__What you are asked to do__
Give the data again, word for word.
begin Extracted data
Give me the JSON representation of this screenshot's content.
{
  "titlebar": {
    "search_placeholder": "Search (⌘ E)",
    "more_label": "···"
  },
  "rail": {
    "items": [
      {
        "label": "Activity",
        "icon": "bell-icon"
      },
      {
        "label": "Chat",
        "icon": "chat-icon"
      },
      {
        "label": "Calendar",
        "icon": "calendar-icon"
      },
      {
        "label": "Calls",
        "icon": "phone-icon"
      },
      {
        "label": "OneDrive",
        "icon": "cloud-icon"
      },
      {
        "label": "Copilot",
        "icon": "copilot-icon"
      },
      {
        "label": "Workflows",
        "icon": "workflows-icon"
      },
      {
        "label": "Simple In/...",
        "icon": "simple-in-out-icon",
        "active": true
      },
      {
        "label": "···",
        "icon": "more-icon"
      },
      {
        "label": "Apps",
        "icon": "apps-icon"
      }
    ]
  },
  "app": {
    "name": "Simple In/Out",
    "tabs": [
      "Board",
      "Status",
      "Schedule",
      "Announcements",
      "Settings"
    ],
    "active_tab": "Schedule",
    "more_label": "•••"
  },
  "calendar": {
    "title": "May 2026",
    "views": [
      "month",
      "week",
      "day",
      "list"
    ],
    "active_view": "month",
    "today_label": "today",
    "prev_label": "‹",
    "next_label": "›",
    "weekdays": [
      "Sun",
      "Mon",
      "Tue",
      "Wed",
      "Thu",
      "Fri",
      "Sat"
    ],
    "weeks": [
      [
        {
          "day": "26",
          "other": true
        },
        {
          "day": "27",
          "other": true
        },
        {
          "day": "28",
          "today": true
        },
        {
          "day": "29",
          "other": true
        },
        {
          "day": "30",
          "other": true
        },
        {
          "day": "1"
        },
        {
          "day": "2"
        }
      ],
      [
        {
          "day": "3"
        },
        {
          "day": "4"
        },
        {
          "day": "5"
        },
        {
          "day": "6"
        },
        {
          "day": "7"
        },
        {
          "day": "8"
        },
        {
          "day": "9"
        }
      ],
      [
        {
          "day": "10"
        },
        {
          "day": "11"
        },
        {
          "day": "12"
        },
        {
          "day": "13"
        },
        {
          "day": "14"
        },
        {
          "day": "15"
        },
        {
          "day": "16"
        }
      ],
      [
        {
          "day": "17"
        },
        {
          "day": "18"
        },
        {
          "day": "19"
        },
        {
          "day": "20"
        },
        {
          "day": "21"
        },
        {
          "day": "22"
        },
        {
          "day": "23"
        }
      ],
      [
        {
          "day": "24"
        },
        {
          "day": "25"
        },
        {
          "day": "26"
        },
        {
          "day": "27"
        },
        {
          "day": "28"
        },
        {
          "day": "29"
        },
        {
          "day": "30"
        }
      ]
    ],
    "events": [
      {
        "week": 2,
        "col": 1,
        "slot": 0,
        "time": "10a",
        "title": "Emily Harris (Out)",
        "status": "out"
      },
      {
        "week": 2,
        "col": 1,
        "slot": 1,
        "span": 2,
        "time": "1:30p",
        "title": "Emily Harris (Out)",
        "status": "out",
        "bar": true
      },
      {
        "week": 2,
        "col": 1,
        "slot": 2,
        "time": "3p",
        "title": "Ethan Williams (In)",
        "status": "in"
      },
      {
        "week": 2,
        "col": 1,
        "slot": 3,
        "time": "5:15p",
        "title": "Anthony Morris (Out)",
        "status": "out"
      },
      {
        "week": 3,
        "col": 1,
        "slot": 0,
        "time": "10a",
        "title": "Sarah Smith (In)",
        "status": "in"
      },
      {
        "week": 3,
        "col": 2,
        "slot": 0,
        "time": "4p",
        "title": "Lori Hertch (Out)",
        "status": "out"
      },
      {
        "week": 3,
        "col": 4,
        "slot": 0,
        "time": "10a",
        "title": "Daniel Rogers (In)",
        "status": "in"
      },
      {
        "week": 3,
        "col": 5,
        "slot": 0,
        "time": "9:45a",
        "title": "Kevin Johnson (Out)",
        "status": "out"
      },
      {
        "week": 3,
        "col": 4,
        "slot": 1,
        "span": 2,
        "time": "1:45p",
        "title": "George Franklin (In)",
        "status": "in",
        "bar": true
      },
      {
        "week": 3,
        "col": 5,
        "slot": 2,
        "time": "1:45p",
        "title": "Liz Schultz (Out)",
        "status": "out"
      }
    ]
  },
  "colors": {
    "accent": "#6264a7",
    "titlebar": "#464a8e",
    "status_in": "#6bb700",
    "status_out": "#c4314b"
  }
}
end Extracted data
__Answer to this problem__
Give me the JSON representation of this screenshot's content.
{
  "titlebar": {
    "search_placeholder": "Search (⌘ E)",
    "more_label": "···"
  },
  "rail": {
    "items": [
      {
        "label": "Activity",
        "icon": "bell-icon"
      },
      {
        "label": "Chat",
        "icon": "chat-icon"
      },
      {
        "label": "Calendar",
        "icon": "calendar-icon"
      },
      {
        "label": "Calls",
        "icon": "phone-icon"
      },
      {
        "label": "OneDrive",
        "icon": "cloud-icon"
      },
      {
        "label": "Copilot",
        "icon": "copilot-icon"
      },
      {
        "label": "Workflows",
        "icon": "workflows-icon"
      },
      {
        "label": "Simple In/...",
        "icon": "simple-in-out-icon",
        "active": true
      },
      {
        "label": "···",
        "icon": "more-icon"
      },
      {
        "label": "Apps",
        "icon": "apps-icon"
      }
    ]
  },
  "app": {
    "name": "Simple In/Out",
    "tabs": [
      "Board",
      "Status",
      "Schedule",
      "Announcements",
      "Settings"
    ],
    "active_tab": "Schedule",
    "more_label": "•••"
  },
  "calendar": {
    "title": "May 2026",
    "views": [
      "month",
      "week",
      "day",
      "list"
    ],
    "active_view": "month",
    "today_label": "today",
    "prev_label": "‹",
    "next_label": "›",
    "weekdays": [
      "Sun",
      "Mon",
      "Tue",
      "Wed",
      "Thu",
      "Fri",
      "Sat"
    ],
    "weeks": [
      [
        {
          "day": "26",
          "other": true
        },
        {
          "day": "27",
          "other": true
        },
        {
          "day": "28",
          "today": true
        },
        {
          "day": "29",
          "other": true
        },
        {
          "day": "30",
          "other": true
        },
        {
          "day": "1"
        },
        {
          "day": "2"
        }
      ],
      [
        {
          "day": "3"
        },
        {
          "day": "4"
        },
        {
          "day": "5"
        },
        {
          "day": "6"
        },
        {
          "day": "7"
        },
        {
          "day": "8"
        },
        {
          "day": "9"
        }
      ],
      [
        {
          "day": "10"
        },
        {
          "day": "11"
        },
        {
          "day": "12"
        },
        {
          "day": "13"
        },
        {
          "day": "14"
        },
        {
          "day": "15"
        },
        {
          "day": "16"
        }
      ],
      [
        {
          "day": "17"
        },
        {
          "day": "18"
        },
        {
          "day": "19"
        },
        {
          "day": "20"
        },
        {
          "day": "21"
        },
        {
          "day": "22"
        },
        {
          "day": "23"
        }
      ],
      [
        {
          "day": "24"
        },
        {
          "day": "25"
        },
        {
          "day": "26"
        },
        {
          "day": "27"
        },
        {
          "day": "28"
        },
        {
          "day": "29"
        },
        {
          "day": "30"
        }
      ]
    ],
    "events": [
      {
        "week": 2,
        "col": 1,
        "slot": 0,
        "time": "10a",
        "title": "Emily Harris (Out)",
        "status": "out"
      },
      {
        "week": 2,
        "col": 1,
        "slot": 1,
        "span": 2,
        "time": "1:30p",
        "title": "Emily Harris (Out)",
        "status": "out",
        "bar": true
      },
      {
        "week": 2,
        "col": 1,
        "slot": 2,
        "time": "3p",
        "title": "Ethan Williams (In)",
        "status": "in"
      },
      {
        "week": 2,
        "col": 1,
        "slot": 3,
        "time": "5:15p",
        "title": "Anthony Morris (Out)",
        "status": "out"
      },
      {
        "week": 3,
        "col": 1,
        "slot": 0,
        "time": "10a",
        "title": "Sarah Smith (In)",
        "status": "in"
      },
      {
        "week": 3,
        "col": 2,
        "slot": 0,
        "time": "4p",
        "title": "Lori Hertch (Out)",
        "status": "out"
      },
      {
        "week": 3,
        "col": 4,
        "slot": 0,
        "time": "10a",
        "title": "Daniel Rogers (In)",
        "status": "in"
      },
      {
        "week": 3,
        "col": 5,
        "slot": 0,
        "time": "9:45a",
        "title": "Kevin Johnson (Out)",
        "status": "out"
      },
      {
        "week": 3,
        "col": 4,
        "slot": 1,
        "span": 2,
        "time": "1:45p",
        "title": "George Franklin (In)",
        "status": "in",
        "bar": true
      },
      {
        "week": 3,
        "col": 5,
        "slot": 2,
        "time": "1:45p",
        "title": "Liz Schultz (Out)",
        "status": "out"
      }
    ]
  },
  "colors": {
    "accent": "#6264a7",
    "titlebar": "#464a8e",
    "status_in": "#6bb700",
    "status_out": "#c4314b"
  }
}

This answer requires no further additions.